Records contained in a dataset

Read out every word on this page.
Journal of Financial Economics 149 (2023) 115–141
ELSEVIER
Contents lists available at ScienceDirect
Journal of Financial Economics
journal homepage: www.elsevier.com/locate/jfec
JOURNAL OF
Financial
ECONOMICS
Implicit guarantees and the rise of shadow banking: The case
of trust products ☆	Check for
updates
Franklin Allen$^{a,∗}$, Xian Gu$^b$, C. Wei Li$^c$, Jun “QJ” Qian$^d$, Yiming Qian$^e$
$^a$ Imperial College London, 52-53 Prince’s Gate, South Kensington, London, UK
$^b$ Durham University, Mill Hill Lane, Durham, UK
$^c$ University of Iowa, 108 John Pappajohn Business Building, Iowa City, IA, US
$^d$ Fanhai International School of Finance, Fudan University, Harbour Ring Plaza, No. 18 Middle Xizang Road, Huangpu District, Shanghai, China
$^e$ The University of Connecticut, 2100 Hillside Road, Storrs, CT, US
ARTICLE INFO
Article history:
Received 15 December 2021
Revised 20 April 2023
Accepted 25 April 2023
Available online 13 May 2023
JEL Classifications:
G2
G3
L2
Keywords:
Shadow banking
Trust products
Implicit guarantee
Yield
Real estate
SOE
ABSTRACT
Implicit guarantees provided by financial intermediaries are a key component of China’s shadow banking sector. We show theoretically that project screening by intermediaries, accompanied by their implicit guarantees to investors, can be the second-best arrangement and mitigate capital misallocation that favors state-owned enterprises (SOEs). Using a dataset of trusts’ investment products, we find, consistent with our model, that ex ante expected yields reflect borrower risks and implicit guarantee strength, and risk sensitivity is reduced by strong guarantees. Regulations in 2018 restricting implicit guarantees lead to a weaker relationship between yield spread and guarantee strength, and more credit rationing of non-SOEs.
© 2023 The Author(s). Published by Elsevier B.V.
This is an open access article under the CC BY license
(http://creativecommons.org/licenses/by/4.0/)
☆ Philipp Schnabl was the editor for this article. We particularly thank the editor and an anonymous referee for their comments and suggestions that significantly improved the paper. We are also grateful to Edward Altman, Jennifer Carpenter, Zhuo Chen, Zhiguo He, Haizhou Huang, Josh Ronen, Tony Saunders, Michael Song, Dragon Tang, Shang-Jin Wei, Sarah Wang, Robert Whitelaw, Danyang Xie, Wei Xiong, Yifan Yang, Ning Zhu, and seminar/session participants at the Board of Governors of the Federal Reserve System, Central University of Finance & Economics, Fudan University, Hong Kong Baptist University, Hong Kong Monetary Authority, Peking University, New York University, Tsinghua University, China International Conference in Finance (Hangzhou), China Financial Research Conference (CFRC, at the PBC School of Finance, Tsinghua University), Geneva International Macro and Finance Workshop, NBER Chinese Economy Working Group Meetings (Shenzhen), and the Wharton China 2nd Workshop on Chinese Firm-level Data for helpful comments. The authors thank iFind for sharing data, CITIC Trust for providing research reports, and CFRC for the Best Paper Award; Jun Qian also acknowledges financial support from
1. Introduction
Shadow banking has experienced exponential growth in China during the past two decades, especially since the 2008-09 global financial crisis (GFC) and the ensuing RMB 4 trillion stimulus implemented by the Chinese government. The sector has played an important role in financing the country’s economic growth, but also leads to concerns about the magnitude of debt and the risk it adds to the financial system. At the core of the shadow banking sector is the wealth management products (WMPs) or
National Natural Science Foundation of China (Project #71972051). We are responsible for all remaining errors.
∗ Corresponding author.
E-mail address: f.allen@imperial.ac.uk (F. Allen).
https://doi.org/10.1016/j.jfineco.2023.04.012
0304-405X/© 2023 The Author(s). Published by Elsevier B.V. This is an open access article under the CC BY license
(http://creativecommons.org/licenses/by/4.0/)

...

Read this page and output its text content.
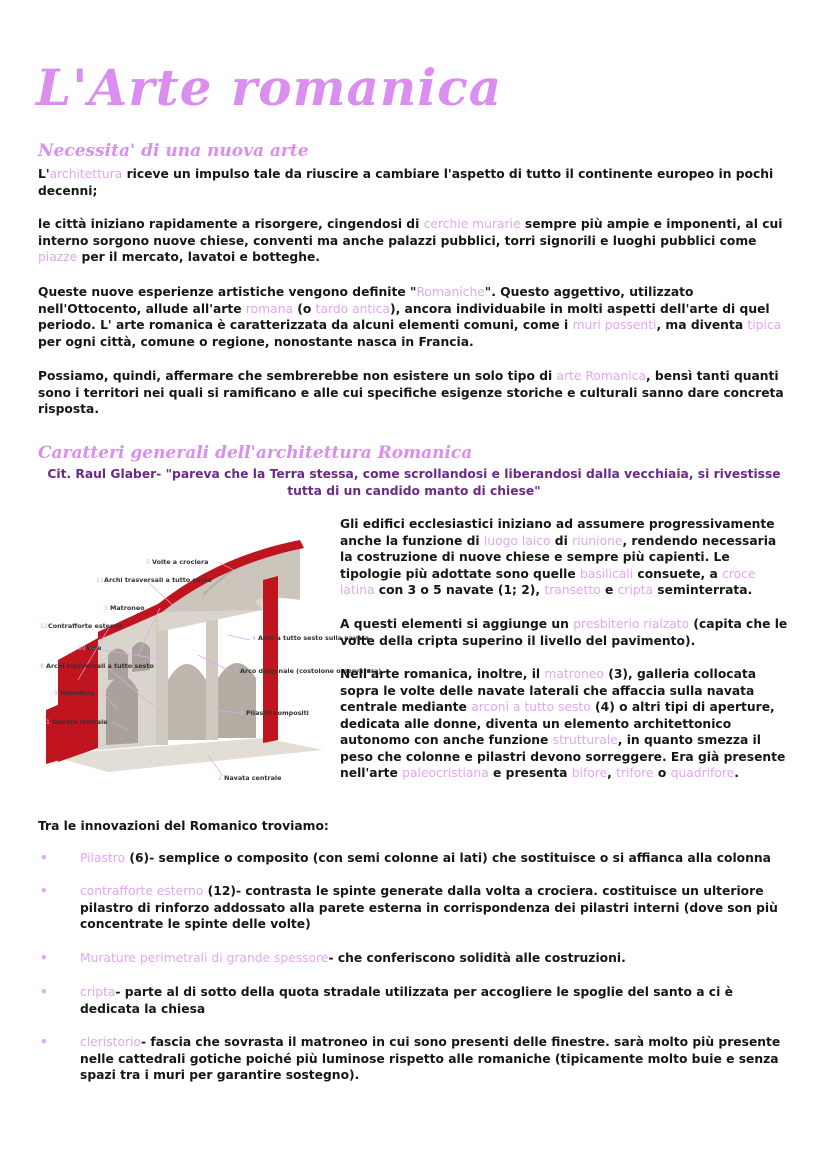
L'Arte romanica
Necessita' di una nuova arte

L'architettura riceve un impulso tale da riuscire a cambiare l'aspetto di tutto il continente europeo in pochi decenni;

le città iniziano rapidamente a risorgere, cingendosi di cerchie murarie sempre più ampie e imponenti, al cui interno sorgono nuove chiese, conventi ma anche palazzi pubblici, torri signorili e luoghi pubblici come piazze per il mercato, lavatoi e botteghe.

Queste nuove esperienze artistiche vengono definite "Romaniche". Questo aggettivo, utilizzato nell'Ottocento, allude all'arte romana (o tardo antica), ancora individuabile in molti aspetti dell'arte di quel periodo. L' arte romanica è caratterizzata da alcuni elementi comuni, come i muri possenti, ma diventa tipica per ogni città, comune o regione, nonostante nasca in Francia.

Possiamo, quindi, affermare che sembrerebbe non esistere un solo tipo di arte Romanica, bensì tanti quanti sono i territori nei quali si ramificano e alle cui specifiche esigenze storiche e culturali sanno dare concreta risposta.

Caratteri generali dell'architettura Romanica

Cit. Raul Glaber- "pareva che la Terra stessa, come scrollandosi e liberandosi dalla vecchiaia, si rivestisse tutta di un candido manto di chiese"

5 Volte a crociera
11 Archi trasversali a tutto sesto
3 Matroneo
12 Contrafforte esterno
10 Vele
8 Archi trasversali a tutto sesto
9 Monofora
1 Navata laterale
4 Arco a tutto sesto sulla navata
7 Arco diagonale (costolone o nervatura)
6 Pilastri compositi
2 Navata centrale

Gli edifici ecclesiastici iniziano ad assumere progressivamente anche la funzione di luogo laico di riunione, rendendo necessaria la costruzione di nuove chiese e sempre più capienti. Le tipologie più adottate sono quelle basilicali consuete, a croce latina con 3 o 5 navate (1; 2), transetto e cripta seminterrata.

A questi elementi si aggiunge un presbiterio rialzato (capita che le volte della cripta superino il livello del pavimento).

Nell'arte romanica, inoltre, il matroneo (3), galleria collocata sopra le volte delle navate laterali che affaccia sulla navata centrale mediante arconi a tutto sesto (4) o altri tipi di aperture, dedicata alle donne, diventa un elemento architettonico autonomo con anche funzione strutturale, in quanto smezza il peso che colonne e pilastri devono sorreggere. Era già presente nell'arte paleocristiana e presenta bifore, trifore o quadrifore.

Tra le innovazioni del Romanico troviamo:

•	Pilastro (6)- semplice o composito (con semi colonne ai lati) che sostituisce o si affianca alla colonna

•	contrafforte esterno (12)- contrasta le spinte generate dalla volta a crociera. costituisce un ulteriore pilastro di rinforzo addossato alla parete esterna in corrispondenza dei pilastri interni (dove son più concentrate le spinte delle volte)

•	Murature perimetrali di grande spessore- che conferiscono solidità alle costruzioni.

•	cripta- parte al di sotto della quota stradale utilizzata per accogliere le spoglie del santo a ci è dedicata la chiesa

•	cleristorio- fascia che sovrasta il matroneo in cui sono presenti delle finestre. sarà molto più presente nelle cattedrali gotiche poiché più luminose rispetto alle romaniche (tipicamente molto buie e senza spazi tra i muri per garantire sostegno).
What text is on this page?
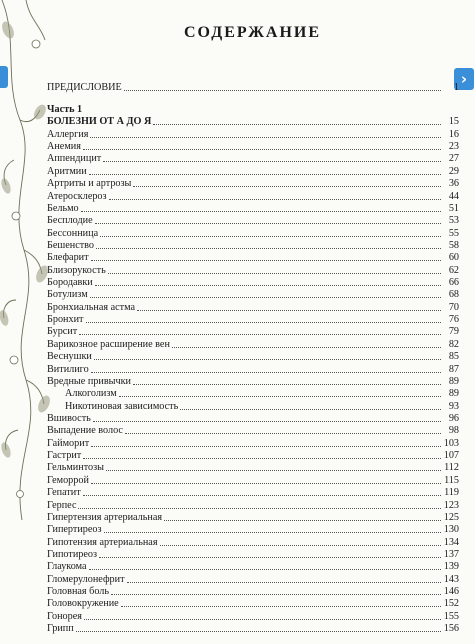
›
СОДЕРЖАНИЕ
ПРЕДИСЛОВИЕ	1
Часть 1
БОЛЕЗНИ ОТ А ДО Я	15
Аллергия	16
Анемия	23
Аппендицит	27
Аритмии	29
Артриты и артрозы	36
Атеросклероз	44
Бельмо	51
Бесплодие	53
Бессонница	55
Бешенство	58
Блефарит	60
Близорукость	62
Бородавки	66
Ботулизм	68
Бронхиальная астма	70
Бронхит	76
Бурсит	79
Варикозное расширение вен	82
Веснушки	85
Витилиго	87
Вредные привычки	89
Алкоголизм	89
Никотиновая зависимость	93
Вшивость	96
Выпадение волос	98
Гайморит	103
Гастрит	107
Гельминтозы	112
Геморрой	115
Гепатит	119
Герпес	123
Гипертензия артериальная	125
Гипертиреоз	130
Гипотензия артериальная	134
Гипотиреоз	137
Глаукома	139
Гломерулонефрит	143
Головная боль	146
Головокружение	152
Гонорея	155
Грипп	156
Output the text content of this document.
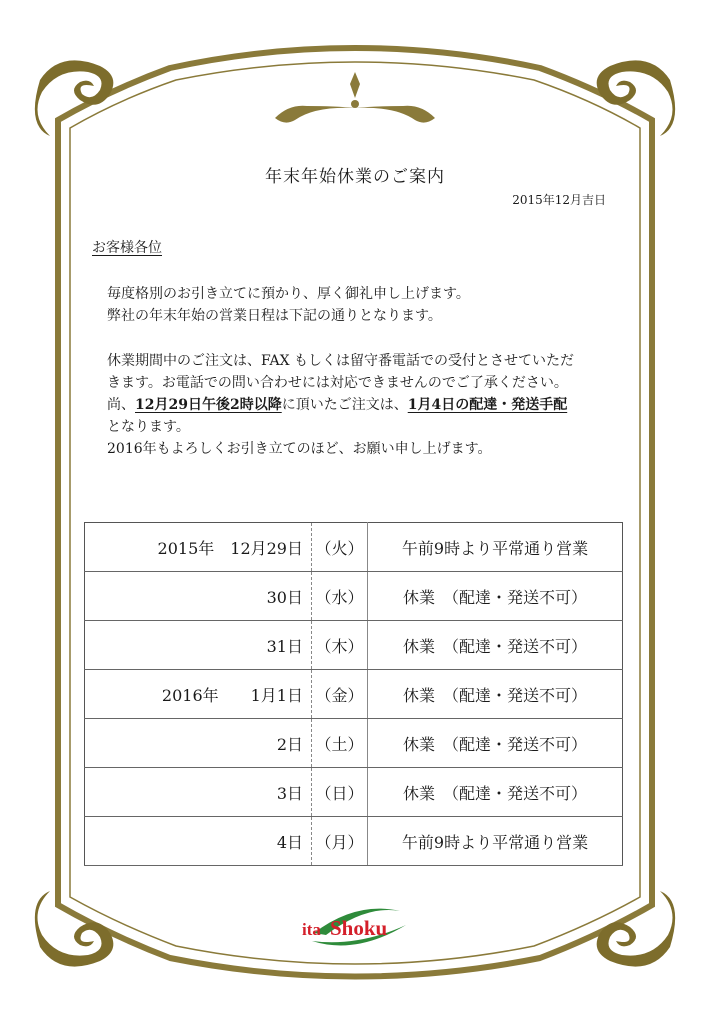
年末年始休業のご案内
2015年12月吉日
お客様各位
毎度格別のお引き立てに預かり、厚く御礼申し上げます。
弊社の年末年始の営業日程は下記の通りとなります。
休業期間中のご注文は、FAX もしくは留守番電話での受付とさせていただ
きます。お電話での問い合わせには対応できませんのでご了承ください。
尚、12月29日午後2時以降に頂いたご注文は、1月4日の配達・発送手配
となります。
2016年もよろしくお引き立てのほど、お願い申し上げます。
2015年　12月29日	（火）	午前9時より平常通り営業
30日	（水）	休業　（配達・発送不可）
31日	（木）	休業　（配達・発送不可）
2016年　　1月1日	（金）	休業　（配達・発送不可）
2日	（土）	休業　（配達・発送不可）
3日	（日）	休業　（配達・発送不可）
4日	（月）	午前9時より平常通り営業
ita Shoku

**Work to do**
Tally the lines holding the string "crociera" and give only the count.

**Response to this exercise**
2